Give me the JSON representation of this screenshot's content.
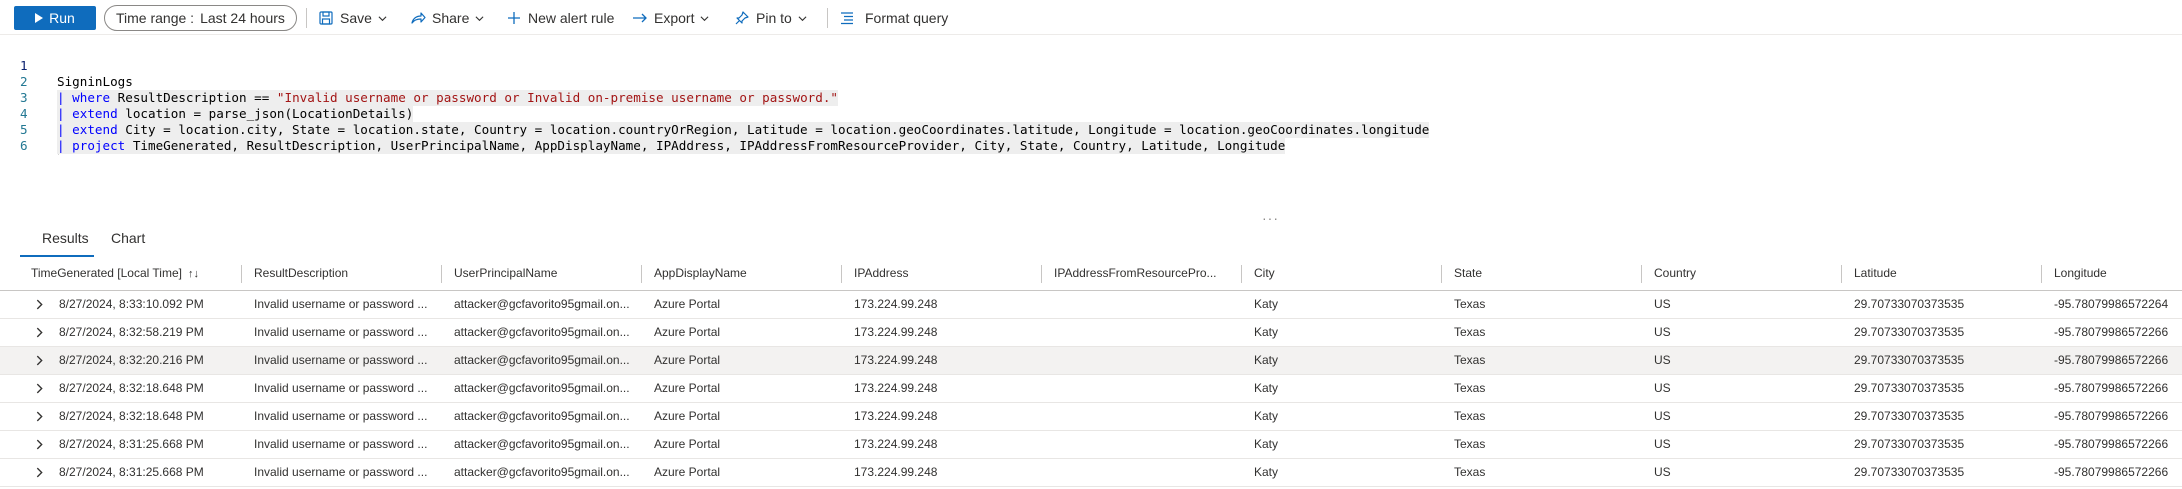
{
  "toolbar": {
    "run_label": "Run",
    "time_range_label": "Time range :",
    "time_range_value": "Last 24 hours",
    "save_label": "Save",
    "share_label": "Share",
    "new_alert_label": "New alert rule",
    "export_label": "Export",
    "pin_label": "Pin to",
    "format_label": "Format query"
  },
  "editor": {
    "lines": [
      {
        "num": "1",
        "text": "SigninLogs"
      },
      {
        "num": "2",
        "pipe": "| ",
        "kw": "where",
        "rest": " ResultDescription == ",
        "str": "\"Invalid username or password or Invalid on-premise username or password.\""
      },
      {
        "num": "3",
        "pipe": "| ",
        "kw": "extend",
        "rest": " location = parse_json(LocationDetails)"
      },
      {
        "num": "4",
        "pipe": "| ",
        "kw": "extend",
        "rest": " City = location.city, State = location.state, Country = location.countryOrRegion, Latitude = location.geoCoordinates.latitude, Longitude = location.geoCoordinates.longitude"
      },
      {
        "num": "5",
        "pipe": "| ",
        "kw": "project",
        "rest": " TimeGenerated, ResultDescription, UserPrincipalName, AppDisplayName, IPAddress, IPAddressFromResourceProvider, City, State, Country, Latitude, Longitude"
      },
      {
        "num": "6",
        "text": ""
      }
    ]
  },
  "results": {
    "tabs": [
      "Results",
      "Chart"
    ],
    "columns": [
      "TimeGenerated [Local Time]",
      "ResultDescription",
      "UserPrincipalName",
      "AppDisplayName",
      "IPAddress",
      "IPAddressFromResourcePro...",
      "City",
      "State",
      "Country",
      "Latitude",
      "Longitude"
    ],
    "rows": [
      [
        "8/27/2024, 8:33:10.092 PM",
        "Invalid username or password ...",
        "attacker@gcfavorito95gmail.on...",
        "Azure Portal",
        "173.224.99.248",
        "",
        "Katy",
        "Texas",
        "US",
        "29.70733070373535",
        "-95.78079986572264"
      ],
      [
        "8/27/2024, 8:32:58.219 PM",
        "Invalid username or password ...",
        "attacker@gcfavorito95gmail.on...",
        "Azure Portal",
        "173.224.99.248",
        "",
        "Katy",
        "Texas",
        "US",
        "29.70733070373535",
        "-95.78079986572266"
      ],
      [
        "8/27/2024, 8:32:20.216 PM",
        "Invalid username or password ...",
        "attacker@gcfavorito95gmail.on...",
        "Azure Portal",
        "173.224.99.248",
        "",
        "Katy",
        "Texas",
        "US",
        "29.70733070373535",
        "-95.78079986572266"
      ],
      [
        "8/27/2024, 8:32:18.648 PM",
        "Invalid username or password ...",
        "attacker@gcfavorito95gmail.on...",
        "Azure Portal",
        "173.224.99.248",
        "",
        "Katy",
        "Texas",
        "US",
        "29.70733070373535",
        "-95.78079986572266"
      ],
      [
        "8/27/2024, 8:32:18.648 PM",
        "Invalid username or password ...",
        "attacker@gcfavorito95gmail.on...",
        "Azure Portal",
        "173.224.99.248",
        "",
        "Katy",
        "Texas",
        "US",
        "29.70733070373535",
        "-95.78079986572266"
      ],
      [
        "8/27/2024, 8:31:25.668 PM",
        "Invalid username or password ...",
        "attacker@gcfavorito95gmail.on...",
        "Azure Portal",
        "173.224.99.248",
        "",
        "Katy",
        "Texas",
        "US",
        "29.70733070373535",
        "-95.78079986572266"
      ],
      [
        "8/27/2024, 8:31:25.668 PM",
        "Invalid username or password ...",
        "attacker@gcfavorito95gmail.on...",
        "Azure Portal",
        "173.224.99.248",
        "",
        "Katy",
        "Texas",
        "US",
        "29.70733070373535",
        "-95.78079986572266"
      ]
    ]
  },
  "colors": {
    "accent": "#0f6cbd",
    "keyword": "#0000ff",
    "string": "#a31515",
    "line_number": "#237893"
  },
  "icons": {
    "run": "play-icon",
    "save": "save-icon",
    "share": "share-icon",
    "new_alert": "plus-icon",
    "export": "export-arrow-icon",
    "pin": "pin-icon",
    "format": "format-lines-icon",
    "expand": "chevron-right-icon",
    "sort": "sort-arrows-icon"
  }
}
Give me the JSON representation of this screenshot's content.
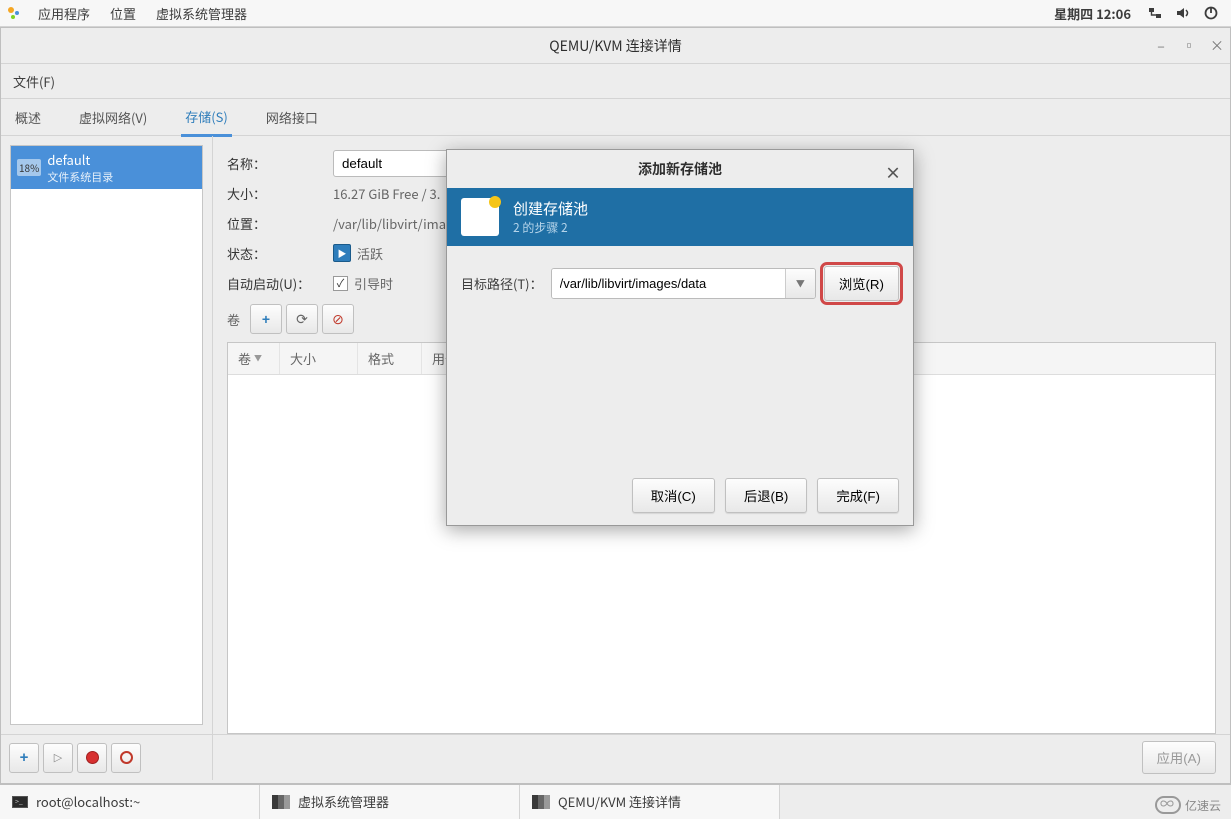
{
  "top_panel": {
    "menu_apps": "应用程序",
    "menu_places": "位置",
    "menu_vmm": "虚拟系统管理器",
    "clock": "星期四 12:06"
  },
  "window": {
    "title": "QEMU/KVM 连接详情",
    "menu_file": "文件(F)"
  },
  "tabs": {
    "overview": "概述",
    "virtual_net": "虚拟网络(V)",
    "storage": "存储(S)",
    "net_iface": "网络接口"
  },
  "pool": {
    "percent": "18%",
    "name": "default",
    "subtitle": "文件系统目录"
  },
  "details": {
    "label_name": "名称：",
    "value_name": "default",
    "label_size": "大小：",
    "value_size": "16.27 GiB Free / 3.",
    "label_location": "位置：",
    "value_location": "/var/lib/libvirt/image",
    "label_state": "状态：",
    "value_state": "活跃",
    "label_autostart": "自动启动(U)：",
    "value_autostart": "引导时",
    "label_volumes": "卷"
  },
  "vol_columns": {
    "c1": "卷",
    "c2": "大小",
    "c3": "格式",
    "c4": "用于"
  },
  "apply_label": "应用(A)",
  "modal": {
    "title": "添加新存储池",
    "heading": "创建存储池",
    "step": "2 的步骤 2",
    "target_path_label": "目标路径(T)：",
    "target_path_value": "/var/lib/libvirt/images/data",
    "browse": "浏览(R)",
    "cancel": "取消(C)",
    "back": "后退(B)",
    "finish": "完成(F)"
  },
  "taskbar": {
    "terminal": "root@localhost:~",
    "vmm": "虚拟系统管理器",
    "conn_details": "QEMU/KVM 连接详情",
    "watermark": "亿速云"
  }
}
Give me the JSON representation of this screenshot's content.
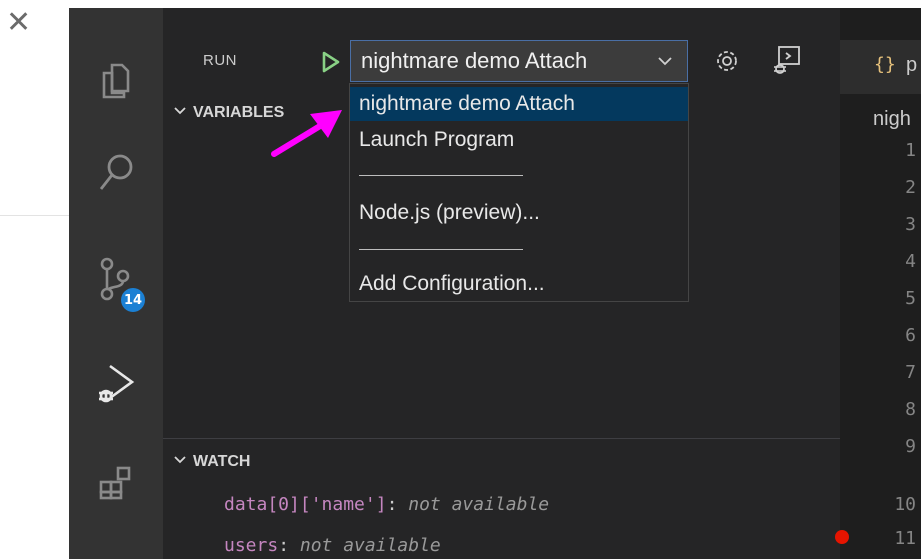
{
  "window": {
    "close_glyph": "✕"
  },
  "activity_bar": {
    "icons": [
      "explorer-icon",
      "search-icon",
      "source-control-icon",
      "run-debug-icon",
      "extensions-icon"
    ],
    "source_control_badge": "14"
  },
  "run_panel": {
    "title": "RUN",
    "selected_configuration": "nightmare demo Attach"
  },
  "dropdown": {
    "items": [
      "nightmare demo Attach",
      "Launch Program",
      "Node.js (preview)...",
      "Add Configuration..."
    ],
    "separator": "—————"
  },
  "sections": {
    "variables": "VARIABLES",
    "watch": "WATCH"
  },
  "watch": [
    {
      "name": "data[0]['name']",
      "value": "not available"
    },
    {
      "name": "users",
      "value": "not available"
    }
  ],
  "editor": {
    "tab_label": "p",
    "breadcrumb": "nigh",
    "line_numbers": [
      "1",
      "2",
      "3",
      "4",
      "5",
      "6",
      "7",
      "8",
      "9",
      "10",
      "11"
    ]
  },
  "colors": {
    "accent": "#1b80d4",
    "play": "#89d185",
    "arrow": "#ff00ff",
    "breakpoint": "#e51400",
    "watch_name": "#c586c0"
  }
}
□ □ □ □
* _What you should do_
Look through the material and copy each line that has "连接详情".

* _Correct result_
    "title": "QEMU/KVM 连接详情",
    "conn_details": "QEMU/KVM 连接详情",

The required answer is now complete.